Written instruction. Transcribe the material word for word, but without the images.

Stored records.
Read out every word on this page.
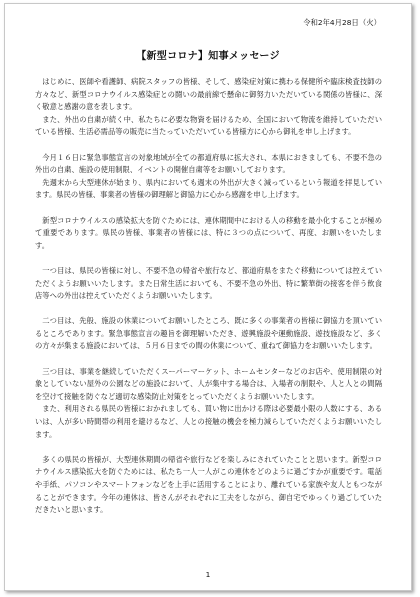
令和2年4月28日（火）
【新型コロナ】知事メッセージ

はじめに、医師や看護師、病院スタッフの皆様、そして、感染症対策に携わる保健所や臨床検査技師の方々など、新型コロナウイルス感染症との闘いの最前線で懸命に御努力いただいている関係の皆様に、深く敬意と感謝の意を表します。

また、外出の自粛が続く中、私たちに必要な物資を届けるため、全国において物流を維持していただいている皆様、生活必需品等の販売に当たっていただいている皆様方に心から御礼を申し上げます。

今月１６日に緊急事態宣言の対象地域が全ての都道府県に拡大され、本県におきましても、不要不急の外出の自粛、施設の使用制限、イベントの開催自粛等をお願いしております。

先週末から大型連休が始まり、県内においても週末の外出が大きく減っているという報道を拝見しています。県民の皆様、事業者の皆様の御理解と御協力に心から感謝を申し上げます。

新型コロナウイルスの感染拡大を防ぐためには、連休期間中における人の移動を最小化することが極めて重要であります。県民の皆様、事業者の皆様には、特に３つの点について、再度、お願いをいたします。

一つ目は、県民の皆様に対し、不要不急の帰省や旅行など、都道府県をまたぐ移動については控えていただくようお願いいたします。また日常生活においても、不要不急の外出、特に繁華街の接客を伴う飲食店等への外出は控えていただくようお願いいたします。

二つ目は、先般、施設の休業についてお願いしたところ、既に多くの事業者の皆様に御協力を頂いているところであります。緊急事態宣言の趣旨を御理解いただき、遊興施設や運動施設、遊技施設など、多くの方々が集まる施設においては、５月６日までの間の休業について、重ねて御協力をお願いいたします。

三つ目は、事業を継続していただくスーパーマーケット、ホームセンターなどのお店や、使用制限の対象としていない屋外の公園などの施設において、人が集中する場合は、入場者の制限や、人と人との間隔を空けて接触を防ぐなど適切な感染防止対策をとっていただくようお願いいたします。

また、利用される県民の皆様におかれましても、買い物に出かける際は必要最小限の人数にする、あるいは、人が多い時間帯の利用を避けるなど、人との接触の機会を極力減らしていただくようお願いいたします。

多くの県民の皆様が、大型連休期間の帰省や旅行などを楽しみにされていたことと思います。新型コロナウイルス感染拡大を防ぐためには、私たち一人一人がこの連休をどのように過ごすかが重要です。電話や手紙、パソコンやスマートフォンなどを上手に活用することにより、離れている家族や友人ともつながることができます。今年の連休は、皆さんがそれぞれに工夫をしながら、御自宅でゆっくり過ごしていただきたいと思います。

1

Task solution.
Read out every word on this page.
令和2年4月28日（火）
【新型コロナ】知事メッセージ

はじめに、医師や看護師、病院スタッフの皆様、そして、感染症対策に携わる保健所や臨床検査技師の方々など、新型コロナウイルス感染症との闘いの最前線で懸命に御努力いただいている関係の皆様に、深く敬意と感謝の意を表します。

また、外出の自粛が続く中、私たちに必要な物資を届けるため、全国において物流を維持していただいている皆様、生活必需品等の販売に当たっていただいている皆様方に心から御礼を申し上げます。

今月１６日に緊急事態宣言の対象地域が全ての都道府県に拡大され、本県におきましても、不要不急の外出の自粛、施設の使用制限、イベントの開催自粛等をお願いしております。

先週末から大型連休が始まり、県内においても週末の外出が大きく減っているという報道を拝見しています。県民の皆様、事業者の皆様の御理解と御協力に心から感謝を申し上げます。

新型コロナウイルスの感染拡大を防ぐためには、連休期間中における人の移動を最小化することが極めて重要であります。県民の皆様、事業者の皆様には、特に３つの点について、再度、お願いをいたします。

一つ目は、県民の皆様に対し、不要不急の帰省や旅行など、都道府県をまたぐ移動については控えていただくようお願いいたします。また日常生活においても、不要不急の外出、特に繁華街の接客を伴う飲食店等への外出は控えていただくようお願いいたします。

二つ目は、先般、施設の休業についてお願いしたところ、既に多くの事業者の皆様に御協力を頂いているところであります。緊急事態宣言の趣旨を御理解いただき、遊興施設や運動施設、遊技施設など、多くの方々が集まる施設においては、５月６日までの間の休業について、重ねて御協力をお願いいたします。

三つ目は、事業を継続していただくスーパーマーケット、ホームセンターなどのお店や、使用制限の対象としていない屋外の公園などの施設において、人が集中する場合は、入場者の制限や、人と人との間隔を空けて接触を防ぐなど適切な感染防止対策をとっていただくようお願いいたします。

また、利用される県民の皆様におかれましても、買い物に出かける際は必要最小限の人数にする、あるいは、人が多い時間帯の利用を避けるなど、人との接触の機会を極力減らしていただくようお願いいたします。

多くの県民の皆様が、大型連休期間の帰省や旅行などを楽しみにされていたことと思います。新型コロナウイルス感染拡大を防ぐためには、私たち一人一人がこの連休をどのように過ごすかが重要です。電話や手紙、パソコンやスマートフォンなどを上手に活用することにより、離れている家族や友人ともつながることができます。今年の連休は、皆さんがそれぞれに工夫をしながら、御自宅でゆっくり過ごしていただきたいと思います。

1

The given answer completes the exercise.